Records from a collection
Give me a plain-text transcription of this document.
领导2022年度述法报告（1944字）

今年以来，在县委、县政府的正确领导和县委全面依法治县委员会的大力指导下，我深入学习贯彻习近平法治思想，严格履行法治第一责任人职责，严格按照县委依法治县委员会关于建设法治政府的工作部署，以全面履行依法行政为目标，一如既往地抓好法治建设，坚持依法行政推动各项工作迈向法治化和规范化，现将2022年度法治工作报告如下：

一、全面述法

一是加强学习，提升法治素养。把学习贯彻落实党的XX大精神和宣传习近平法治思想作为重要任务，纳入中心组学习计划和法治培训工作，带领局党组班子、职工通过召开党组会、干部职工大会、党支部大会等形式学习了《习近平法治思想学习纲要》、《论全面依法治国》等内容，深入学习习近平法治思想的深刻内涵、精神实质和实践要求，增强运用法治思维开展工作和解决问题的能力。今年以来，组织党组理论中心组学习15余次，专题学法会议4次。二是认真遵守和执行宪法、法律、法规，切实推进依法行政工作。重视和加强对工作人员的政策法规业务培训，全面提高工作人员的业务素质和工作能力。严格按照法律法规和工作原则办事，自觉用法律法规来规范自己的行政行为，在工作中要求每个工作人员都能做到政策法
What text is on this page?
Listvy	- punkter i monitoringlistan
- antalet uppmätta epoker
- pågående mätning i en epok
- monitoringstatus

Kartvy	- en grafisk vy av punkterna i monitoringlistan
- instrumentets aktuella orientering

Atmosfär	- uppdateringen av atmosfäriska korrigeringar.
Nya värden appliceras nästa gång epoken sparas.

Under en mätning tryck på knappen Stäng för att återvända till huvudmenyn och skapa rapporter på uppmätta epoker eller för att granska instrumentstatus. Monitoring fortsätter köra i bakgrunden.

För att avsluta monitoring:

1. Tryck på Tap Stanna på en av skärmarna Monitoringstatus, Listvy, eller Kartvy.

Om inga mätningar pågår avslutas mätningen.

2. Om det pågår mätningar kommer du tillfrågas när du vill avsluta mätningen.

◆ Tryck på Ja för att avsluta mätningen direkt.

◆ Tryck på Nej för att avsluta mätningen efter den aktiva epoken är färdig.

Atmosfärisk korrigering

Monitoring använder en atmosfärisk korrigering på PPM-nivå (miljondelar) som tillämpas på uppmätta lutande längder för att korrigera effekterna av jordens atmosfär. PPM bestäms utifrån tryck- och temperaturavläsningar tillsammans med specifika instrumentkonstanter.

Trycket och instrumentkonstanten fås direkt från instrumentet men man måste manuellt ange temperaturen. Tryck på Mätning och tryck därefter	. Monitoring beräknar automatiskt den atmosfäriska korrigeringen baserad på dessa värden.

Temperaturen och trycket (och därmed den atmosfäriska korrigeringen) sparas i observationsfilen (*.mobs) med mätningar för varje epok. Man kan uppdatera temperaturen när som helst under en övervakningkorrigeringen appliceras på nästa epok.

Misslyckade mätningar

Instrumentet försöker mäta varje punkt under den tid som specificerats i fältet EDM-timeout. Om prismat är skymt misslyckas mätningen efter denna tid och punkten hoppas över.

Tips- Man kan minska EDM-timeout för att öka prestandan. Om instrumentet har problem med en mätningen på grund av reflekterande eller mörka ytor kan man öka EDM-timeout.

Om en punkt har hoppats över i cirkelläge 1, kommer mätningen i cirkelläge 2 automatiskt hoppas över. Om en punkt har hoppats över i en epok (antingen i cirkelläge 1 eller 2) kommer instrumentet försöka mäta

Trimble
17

* **WHAT YOU HAVE TO DO**
In the records, locate each line holding the string "kommer" and copy it.

* **EXERCISE RESPONSE**
2. Om det pågår mätningar kommer du tillfrågas när du vill avsluta mätningen.
Om en punkt har hoppats över i cirkelläge 1, kommer mätningen i cirkelläge 2 automatiskt hoppas över. Om en punkt har hoppats över i en epok (antingen i cirkelläge 1 eller 2) kommer instrumentet försöka mäta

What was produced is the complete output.